Short exercise ▸
Look at each line of the records and count those with "JSON" in them. Please answer with the count alone.

Listed records ▸

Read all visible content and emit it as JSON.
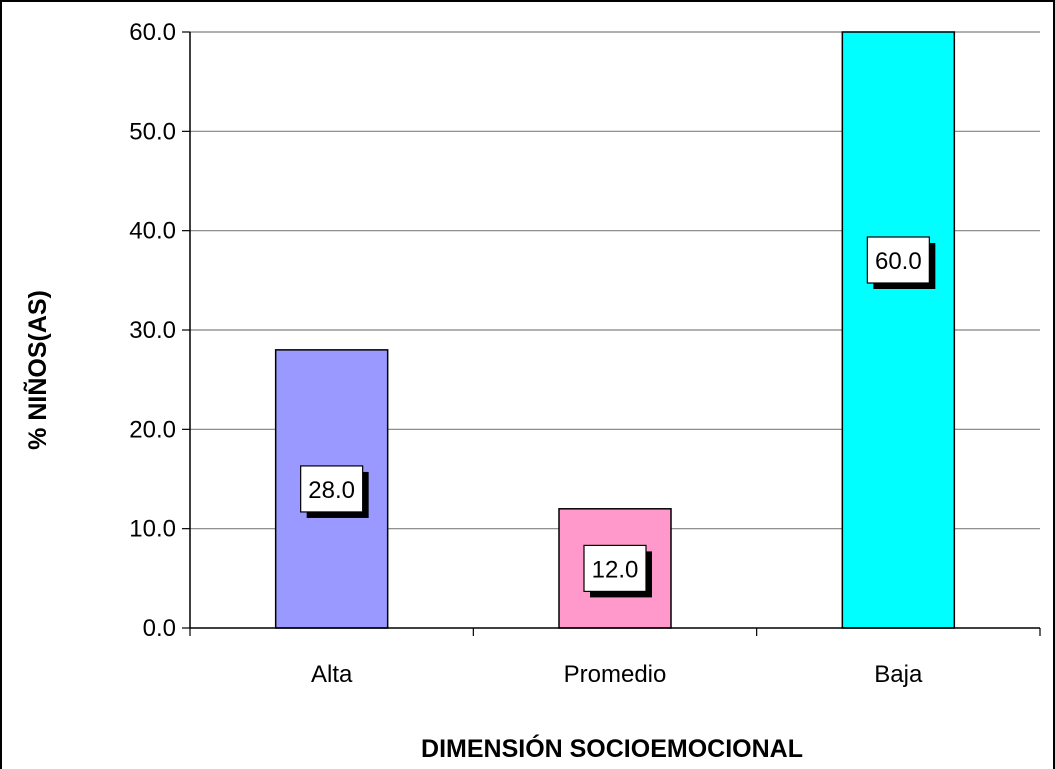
{
  "chart_data": {
    "type": "bar",
    "categories": [
      "Alta",
      "Promedio",
      "Baja"
    ],
    "values": [
      28.0,
      12.0,
      60.0
    ],
    "data_labels": [
      "28.0",
      "12.0",
      "60.0"
    ],
    "bar_colors": [
      "#9999ff",
      "#ff99cc",
      "#00ffff"
    ],
    "xlabel": "DIMENSIÓN SOCIOEMOCIONAL",
    "ylabel": "% NIÑOS(AS)",
    "ylim": [
      0,
      60
    ],
    "yticks": [
      "0.0",
      "10.0",
      "20.0",
      "30.0",
      "40.0",
      "50.0",
      "60.0"
    ],
    "grid": true,
    "legend": "none"
  }
}
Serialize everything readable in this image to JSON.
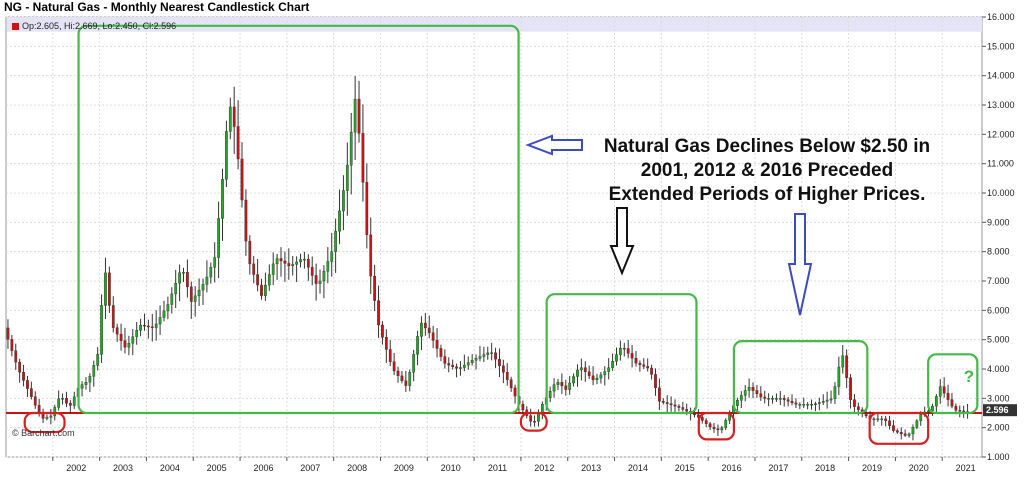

Task output ▸
2